▸ **EXTRACT**:

# # #


  • Joselle

    What I’m trying to get at could go something like this:

    Counting can be said to be grounded in physical experience. But while the action is bound to physical things (like the objects we count), the action itself emerges from within. And once it’s there, the action of counting is as real to us as the action of swimming, or running. But when we count, we’re not acting on the water or the ground. Yet the body is acting on something.

    There is a space (an intersection if you like) that internal and external experience shares. And this has been obscured by the proliferation and the effectiveness of scientific analysis. It is for this reason that I believe mathematics in particular has the potential to correct our bias for material. And I think this would have implications for what we call spiritual experience as well.

  • david pinto

    This has taken some time for me to face squarely. I spent a year in Madeira recently, and WMCF was the main book that stimulated my cogitation. As a teacher of high school maths, I appreciated the conceptual blends they used to explain euler’s beautiful equation. The notion that math is metaphoric carried much validity, and I can see how the various authors you have cited here match sense-experience with the entirely feedback loop of internal processes. As far as I can tell from your composition, Joselle, there is a strong suggestion that mathematics is the purely internal loop which parallel’s the evolutionary loop that engages external conditions. The meta of the metaphor that L&N suggest and well put by Jason’s #2 above. So mathematics requires no “object” upon which to base its mental processing, however useful objects may be. That is, triangles and circles are more to do with the mind than to do with objects out there.

# # #

▸ **MATERIAL PROVIDED**:
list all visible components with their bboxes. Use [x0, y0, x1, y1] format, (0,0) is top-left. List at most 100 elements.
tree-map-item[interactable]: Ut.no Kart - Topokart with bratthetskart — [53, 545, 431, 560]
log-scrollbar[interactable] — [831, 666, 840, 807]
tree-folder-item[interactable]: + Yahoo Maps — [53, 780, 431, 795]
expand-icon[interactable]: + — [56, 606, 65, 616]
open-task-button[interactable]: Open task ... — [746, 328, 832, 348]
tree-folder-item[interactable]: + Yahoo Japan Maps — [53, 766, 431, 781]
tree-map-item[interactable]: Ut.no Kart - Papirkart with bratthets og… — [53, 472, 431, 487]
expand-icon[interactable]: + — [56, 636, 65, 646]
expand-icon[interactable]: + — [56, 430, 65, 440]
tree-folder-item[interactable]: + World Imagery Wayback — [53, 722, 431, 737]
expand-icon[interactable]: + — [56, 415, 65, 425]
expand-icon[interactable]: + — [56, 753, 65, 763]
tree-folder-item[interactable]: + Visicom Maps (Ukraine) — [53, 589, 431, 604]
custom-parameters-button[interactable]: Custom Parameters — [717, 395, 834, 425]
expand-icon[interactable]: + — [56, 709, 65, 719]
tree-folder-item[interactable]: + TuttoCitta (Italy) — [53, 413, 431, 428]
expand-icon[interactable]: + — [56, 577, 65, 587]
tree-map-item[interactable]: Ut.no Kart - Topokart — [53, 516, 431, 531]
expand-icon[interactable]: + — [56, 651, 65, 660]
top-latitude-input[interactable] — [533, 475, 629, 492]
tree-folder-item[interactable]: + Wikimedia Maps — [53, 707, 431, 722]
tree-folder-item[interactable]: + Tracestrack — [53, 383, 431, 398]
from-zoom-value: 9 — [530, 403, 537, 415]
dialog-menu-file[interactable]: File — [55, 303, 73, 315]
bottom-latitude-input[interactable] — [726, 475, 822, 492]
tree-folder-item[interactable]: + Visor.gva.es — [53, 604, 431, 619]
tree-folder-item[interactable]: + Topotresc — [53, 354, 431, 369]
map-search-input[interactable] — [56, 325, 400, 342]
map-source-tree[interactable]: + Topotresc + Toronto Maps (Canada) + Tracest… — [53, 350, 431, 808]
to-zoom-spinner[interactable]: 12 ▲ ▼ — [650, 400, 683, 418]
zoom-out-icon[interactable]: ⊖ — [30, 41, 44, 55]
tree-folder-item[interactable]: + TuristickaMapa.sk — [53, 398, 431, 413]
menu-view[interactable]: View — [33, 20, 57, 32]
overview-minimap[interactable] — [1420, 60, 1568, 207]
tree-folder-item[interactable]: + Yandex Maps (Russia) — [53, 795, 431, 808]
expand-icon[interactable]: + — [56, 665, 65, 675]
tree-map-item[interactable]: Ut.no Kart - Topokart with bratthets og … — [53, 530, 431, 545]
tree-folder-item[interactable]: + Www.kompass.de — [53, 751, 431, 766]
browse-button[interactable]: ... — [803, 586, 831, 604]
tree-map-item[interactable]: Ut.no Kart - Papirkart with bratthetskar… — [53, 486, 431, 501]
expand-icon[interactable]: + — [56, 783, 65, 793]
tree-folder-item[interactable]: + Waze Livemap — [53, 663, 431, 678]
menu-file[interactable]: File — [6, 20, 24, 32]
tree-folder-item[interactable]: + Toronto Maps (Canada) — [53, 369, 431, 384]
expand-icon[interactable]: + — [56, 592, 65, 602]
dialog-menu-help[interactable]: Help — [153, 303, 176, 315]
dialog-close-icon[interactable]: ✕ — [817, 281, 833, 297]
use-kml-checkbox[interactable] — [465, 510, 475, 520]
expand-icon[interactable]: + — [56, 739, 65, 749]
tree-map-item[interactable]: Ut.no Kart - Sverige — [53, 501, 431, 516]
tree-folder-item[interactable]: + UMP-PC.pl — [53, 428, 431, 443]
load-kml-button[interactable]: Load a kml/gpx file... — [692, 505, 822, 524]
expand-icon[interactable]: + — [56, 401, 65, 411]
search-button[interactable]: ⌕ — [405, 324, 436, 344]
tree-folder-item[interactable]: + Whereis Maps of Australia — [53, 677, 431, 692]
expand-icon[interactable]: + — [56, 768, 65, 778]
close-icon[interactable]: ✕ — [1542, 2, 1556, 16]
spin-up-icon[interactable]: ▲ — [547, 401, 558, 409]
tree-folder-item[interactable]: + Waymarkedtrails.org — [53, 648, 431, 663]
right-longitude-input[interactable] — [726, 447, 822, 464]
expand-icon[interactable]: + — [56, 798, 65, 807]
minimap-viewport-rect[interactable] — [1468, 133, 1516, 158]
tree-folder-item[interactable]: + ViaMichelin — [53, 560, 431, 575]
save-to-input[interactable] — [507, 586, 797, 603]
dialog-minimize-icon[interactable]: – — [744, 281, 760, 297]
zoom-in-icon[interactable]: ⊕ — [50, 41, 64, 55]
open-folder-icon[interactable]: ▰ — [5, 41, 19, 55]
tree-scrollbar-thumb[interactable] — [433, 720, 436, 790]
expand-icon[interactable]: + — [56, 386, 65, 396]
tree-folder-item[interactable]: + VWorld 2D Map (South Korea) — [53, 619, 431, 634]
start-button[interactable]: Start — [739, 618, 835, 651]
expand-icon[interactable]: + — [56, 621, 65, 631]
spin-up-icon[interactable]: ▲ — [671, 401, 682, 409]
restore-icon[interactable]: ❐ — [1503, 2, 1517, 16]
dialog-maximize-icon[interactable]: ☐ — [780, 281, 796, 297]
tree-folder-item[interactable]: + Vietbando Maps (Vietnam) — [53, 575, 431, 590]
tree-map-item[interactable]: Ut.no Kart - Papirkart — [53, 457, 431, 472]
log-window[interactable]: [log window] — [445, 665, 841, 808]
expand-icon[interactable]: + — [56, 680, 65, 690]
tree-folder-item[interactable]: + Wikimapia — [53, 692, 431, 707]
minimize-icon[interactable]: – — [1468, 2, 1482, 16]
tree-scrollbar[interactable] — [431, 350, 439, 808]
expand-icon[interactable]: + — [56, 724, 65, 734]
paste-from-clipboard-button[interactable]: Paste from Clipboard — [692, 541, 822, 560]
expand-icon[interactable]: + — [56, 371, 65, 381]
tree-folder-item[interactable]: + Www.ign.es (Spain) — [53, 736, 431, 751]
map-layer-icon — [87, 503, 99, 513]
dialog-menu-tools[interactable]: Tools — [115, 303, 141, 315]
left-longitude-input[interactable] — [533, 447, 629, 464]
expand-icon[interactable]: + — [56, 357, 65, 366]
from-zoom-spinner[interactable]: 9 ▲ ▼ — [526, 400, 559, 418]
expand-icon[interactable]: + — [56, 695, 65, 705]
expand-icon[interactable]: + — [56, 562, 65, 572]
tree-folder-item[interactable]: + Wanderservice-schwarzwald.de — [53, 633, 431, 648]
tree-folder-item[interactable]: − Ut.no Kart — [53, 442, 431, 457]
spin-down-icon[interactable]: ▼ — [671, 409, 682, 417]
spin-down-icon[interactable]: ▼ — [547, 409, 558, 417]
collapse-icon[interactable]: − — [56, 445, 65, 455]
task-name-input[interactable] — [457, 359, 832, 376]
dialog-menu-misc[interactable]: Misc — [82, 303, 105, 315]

# # #

▸ **EXERCISE TASKS**:
a – Transcribe the passage of the comment thread on mathematics between "Counting can be" and "acting on something.", inclusive.
b – In the comment thread on mathematics, where does david pinto say he recently spent a year?

▸ **SOLUTIONS BELOW**:
a –
Counting can be said to be grounded in physical experience. But while the action is bound to physical things (like the objects we count), the action itself emerges from within. And once it’s there, the action of counting is as real to us as the action of swimming, or running. But when we count, we’re not acting on the water or the ground. Yet the body is acting on something.

b – In Madeira.